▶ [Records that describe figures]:
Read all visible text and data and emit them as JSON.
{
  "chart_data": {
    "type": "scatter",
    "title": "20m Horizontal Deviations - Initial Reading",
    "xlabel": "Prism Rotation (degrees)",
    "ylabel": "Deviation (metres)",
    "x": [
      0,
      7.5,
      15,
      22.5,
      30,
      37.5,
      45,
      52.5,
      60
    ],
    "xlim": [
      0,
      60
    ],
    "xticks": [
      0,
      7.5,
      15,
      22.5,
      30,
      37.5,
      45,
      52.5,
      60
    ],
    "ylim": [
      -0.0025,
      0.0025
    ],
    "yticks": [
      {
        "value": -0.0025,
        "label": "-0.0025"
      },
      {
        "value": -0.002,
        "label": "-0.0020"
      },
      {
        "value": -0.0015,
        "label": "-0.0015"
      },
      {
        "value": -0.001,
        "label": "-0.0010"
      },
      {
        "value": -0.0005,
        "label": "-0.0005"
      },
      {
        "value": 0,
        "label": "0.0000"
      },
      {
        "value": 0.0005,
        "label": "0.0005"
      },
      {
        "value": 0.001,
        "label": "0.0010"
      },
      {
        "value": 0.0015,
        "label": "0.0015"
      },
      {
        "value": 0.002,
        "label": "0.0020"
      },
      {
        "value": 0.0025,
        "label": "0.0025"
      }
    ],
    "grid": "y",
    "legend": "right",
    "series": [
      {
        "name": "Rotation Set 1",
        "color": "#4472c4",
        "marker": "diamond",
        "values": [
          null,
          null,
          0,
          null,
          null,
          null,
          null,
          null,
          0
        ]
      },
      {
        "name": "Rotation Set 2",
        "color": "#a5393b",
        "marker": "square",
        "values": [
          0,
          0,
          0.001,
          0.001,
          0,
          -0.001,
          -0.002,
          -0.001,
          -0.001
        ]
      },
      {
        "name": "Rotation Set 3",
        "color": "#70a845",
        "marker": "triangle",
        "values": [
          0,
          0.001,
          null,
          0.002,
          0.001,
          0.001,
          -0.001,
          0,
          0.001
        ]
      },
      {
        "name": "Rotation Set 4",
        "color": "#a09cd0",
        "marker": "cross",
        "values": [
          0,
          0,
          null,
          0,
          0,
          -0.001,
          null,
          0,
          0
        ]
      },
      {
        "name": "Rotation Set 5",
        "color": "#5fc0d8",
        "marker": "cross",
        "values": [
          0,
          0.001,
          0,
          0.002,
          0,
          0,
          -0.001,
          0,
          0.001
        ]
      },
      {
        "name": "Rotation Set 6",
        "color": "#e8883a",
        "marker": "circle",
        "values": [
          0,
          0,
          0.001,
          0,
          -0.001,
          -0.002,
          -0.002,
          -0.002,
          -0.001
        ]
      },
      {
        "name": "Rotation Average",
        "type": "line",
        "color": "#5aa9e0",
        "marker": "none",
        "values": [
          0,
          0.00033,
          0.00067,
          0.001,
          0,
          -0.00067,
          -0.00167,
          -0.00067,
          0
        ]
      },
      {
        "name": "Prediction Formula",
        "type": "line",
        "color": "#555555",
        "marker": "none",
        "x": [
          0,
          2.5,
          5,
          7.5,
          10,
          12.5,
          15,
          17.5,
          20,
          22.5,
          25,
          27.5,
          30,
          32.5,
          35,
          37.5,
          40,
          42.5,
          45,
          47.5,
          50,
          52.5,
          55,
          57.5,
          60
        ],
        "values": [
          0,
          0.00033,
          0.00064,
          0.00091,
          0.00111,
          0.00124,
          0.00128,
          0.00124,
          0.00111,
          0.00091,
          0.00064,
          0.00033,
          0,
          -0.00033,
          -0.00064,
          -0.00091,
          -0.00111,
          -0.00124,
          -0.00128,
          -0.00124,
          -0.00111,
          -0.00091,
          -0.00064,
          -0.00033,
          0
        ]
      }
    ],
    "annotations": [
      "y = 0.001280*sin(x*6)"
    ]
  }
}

▶ [Brief]:
Please reproduce each line exactly as written.

▶ [Task output]:
Read all visible text and data and emit them as JSON.
{
  "chart_data": {
    "type": "scatter",
    "title": "20m Horizontal Deviations - Initial Reading",
    "xlabel": "Prism Rotation (degrees)",
    "ylabel": "Deviation (metres)",
    "x": [
      0,
      7.5,
      15,
      22.5,
      30,
      37.5,
      45,
      52.5,
      60
    ],
    "xlim": [
      0,
      60
    ],
    "xticks": [
      0,
      7.5,
      15,
      22.5,
      30,
      37.5,
      45,
      52.5,
      60
    ],
    "ylim": [
      -0.0025,
      0.0025
    ],
    "yticks": [
      {
        "value": -0.0025,
        "label": "-0.0025"
      },
      {
        "value": -0.002,
        "label": "-0.0020"
      },
      {
        "value": -0.0015,
        "label": "-0.0015"
      },
      {
        "value": -0.001,
        "label": "-0.0010"
      },
      {
        "value": -0.0005,
        "label": "-0.0005"
      },
      {
        "value": 0,
        "label": "0.0000"
      },
      {
        "value": 0.0005,
        "label": "0.0005"
      },
      {
        "value": 0.001,
        "label": "0.0010"
      },
      {
        "value": 0.0015,
        "label": "0.0015"
      },
      {
        "value": 0.002,
        "label": "0.0020"
      },
      {
        "value": 0.0025,
        "label": "0.0025"
      }
    ],
    "grid": "y",
    "legend": "right",
    "series": [
      {
        "name": "Rotation Set 1",
        "color": "#4472c4",
        "marker": "diamond",
        "values": [
          null,
          null,
          0,
          null,
          null,
          null,
          null,
          null,
          0
        ]
      },
      {
        "name": "Rotation Set 2",
        "color": "#a5393b",
        "marker": "square",
        "values": [
          0,
          0,
          0.001,
          0.001,
          0,
          -0.001,
          -0.002,
          -0.001,
          -0.001
        ]
      },
      {
        "name": "Rotation Set 3",
        "color": "#70a845",
        "marker": "triangle",
        "values": [
          0,
          0.001,
          null,
          0.002,
          0.001,
          0.001,
          -0.001,
          0,
          0.001
        ]
      },
      {
        "name": "Rotation Set 4",
        "color": "#a09cd0",
        "marker": "cross",
        "values": [
          0,
          0,
          null,
          0,
          0,
          -0.001,
          null,
          0,
          0
        ]
      },
      {
        "name": "Rotation Set 5",
        "color": "#5fc0d8",
        "marker": "cross",
        "values": [
          0,
          0.001,
          0,
          0.002,
          0,
          0,
          -0.001,
          0,
          0.001
        ]
      },
      {
        "name": "Rotation Set 6",
        "color": "#e8883a",
        "marker": "circle",
        "values": [
          0,
          0,
          0.001,
          0,
          -0.001,
          -0.002,
          -0.002,
          -0.002,
          -0.001
        ]
      },
      {
        "name": "Rotation Average",
        "type": "line",
        "color": "#5aa9e0",
        "marker": "none",
        "values": [
          0,
          0.00033,
          0.00067,
          0.001,
          0,
          -0.00067,
          -0.00167,
          -0.00067,
          0
        ]
      },
      {
        "name": "Prediction Formula",
        "type": "line",
        "color": "#555555",
        "marker": "none",
        "x": [
          0,
          2.5,
          5,
          7.5,
          10,
          12.5,
          15,
          17.5,
          20,
          22.5,
          25,
          27.5,
          30,
          32.5,
          35,
          37.5,
          40,
          42.5,
          45,
          47.5,
          50,
          52.5,
          55,
          57.5,
          60
        ],
        "values": [
          0,
          0.00033,
          0.00064,
          0.00091,
          0.00111,
          0.00124,
          0.00128,
          0.00124,
          0.00111,
          0.00091,
          0.00064,
          0.00033,
          0,
          -0.00033,
          -0.00064,
          -0.00091,
          -0.00111,
          -0.00124,
          -0.00128,
          -0.00124,
          -0.00111,
          -0.00091,
          -0.00064,
          -0.00033,
          0
        ]
      }
    ],
    "annotations": [
      "y = 0.001280*sin(x*6)"
    ]
  }
}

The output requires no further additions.